A block of data
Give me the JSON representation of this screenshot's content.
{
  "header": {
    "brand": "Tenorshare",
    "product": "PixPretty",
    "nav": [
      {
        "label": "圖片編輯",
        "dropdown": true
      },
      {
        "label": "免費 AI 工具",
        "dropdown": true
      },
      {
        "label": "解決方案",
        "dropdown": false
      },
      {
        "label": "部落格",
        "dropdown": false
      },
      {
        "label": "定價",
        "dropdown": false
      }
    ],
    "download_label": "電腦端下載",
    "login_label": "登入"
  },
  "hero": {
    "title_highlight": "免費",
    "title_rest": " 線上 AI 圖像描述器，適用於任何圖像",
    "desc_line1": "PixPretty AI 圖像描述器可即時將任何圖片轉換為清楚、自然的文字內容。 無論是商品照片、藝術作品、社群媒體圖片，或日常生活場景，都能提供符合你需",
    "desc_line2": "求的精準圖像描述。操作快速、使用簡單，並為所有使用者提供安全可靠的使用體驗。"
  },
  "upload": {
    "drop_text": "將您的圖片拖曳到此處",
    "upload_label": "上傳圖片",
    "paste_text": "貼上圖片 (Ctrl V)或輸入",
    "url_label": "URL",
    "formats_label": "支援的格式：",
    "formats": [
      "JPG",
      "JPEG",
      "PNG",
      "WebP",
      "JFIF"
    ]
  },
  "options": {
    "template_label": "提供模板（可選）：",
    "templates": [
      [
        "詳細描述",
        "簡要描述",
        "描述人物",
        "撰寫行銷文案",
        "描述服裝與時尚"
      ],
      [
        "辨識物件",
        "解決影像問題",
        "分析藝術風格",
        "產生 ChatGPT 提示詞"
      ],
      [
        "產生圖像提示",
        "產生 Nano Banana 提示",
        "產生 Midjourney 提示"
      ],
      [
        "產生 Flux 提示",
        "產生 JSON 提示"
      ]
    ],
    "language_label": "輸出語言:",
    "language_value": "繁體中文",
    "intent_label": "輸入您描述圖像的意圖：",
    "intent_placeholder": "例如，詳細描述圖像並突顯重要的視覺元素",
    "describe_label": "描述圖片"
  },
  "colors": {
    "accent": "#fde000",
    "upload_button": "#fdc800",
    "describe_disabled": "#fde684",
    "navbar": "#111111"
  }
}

OBJECTIVE:
Print every entry exactly as written.

CORRECT OUTPUT:
Give me the JSON representation of this screenshot's content.
{
  "header": {
    "brand": "Tenorshare",
    "product": "PixPretty",
    "nav": [
      {
        "label": "圖片編輯",
        "dropdown": true
      },
      {
        "label": "免費 AI 工具",
        "dropdown": true
      },
      {
        "label": "解決方案",
        "dropdown": false
      },
      {
        "label": "部落格",
        "dropdown": false
      },
      {
        "label": "定價",
        "dropdown": false
      }
    ],
    "download_label": "電腦端下載",
    "login_label": "登入"
  },
  "hero": {
    "title_highlight": "免費",
    "title_rest": " 線上 AI 圖像描述器，適用於任何圖像",
    "desc_line1": "PixPretty AI 圖像描述器可即時將任何圖片轉換為清楚、自然的文字內容。 無論是商品照片、藝術作品、社群媒體圖片，或日常生活場景，都能提供符合你需",
    "desc_line2": "求的精準圖像描述。操作快速、使用簡單，並為所有使用者提供安全可靠的使用體驗。"
  },
  "upload": {
    "drop_text": "將您的圖片拖曳到此處",
    "upload_label": "上傳圖片",
    "paste_text": "貼上圖片 (Ctrl V)或輸入",
    "url_label": "URL",
    "formats_label": "支援的格式：",
    "formats": [
      "JPG",
      "JPEG",
      "PNG",
      "WebP",
      "JFIF"
    ]
  },
  "options": {
    "template_label": "提供模板（可選）：",
    "templates": [
      [
        "詳細描述",
        "簡要描述",
        "描述人物",
        "撰寫行銷文案",
        "描述服裝與時尚"
      ],
      [
        "辨識物件",
        "解決影像問題",
        "分析藝術風格",
        "產生 ChatGPT 提示詞"
      ],
      [
        "產生圖像提示",
        "產生 Nano Banana 提示",
        "產生 Midjourney 提示"
      ],
      [
        "產生 Flux 提示",
        "產生 JSON 提示"
      ]
    ],
    "language_label": "輸出語言:",
    "language_value": "繁體中文",
    "intent_label": "輸入您描述圖像的意圖：",
    "intent_placeholder": "例如，詳細描述圖像並突顯重要的視覺元素",
    "describe_label": "描述圖片"
  },
  "colors": {
    "accent": "#fde000",
    "upload_button": "#fdc800",
    "describe_disabled": "#fde684",
    "navbar": "#111111"
  }
}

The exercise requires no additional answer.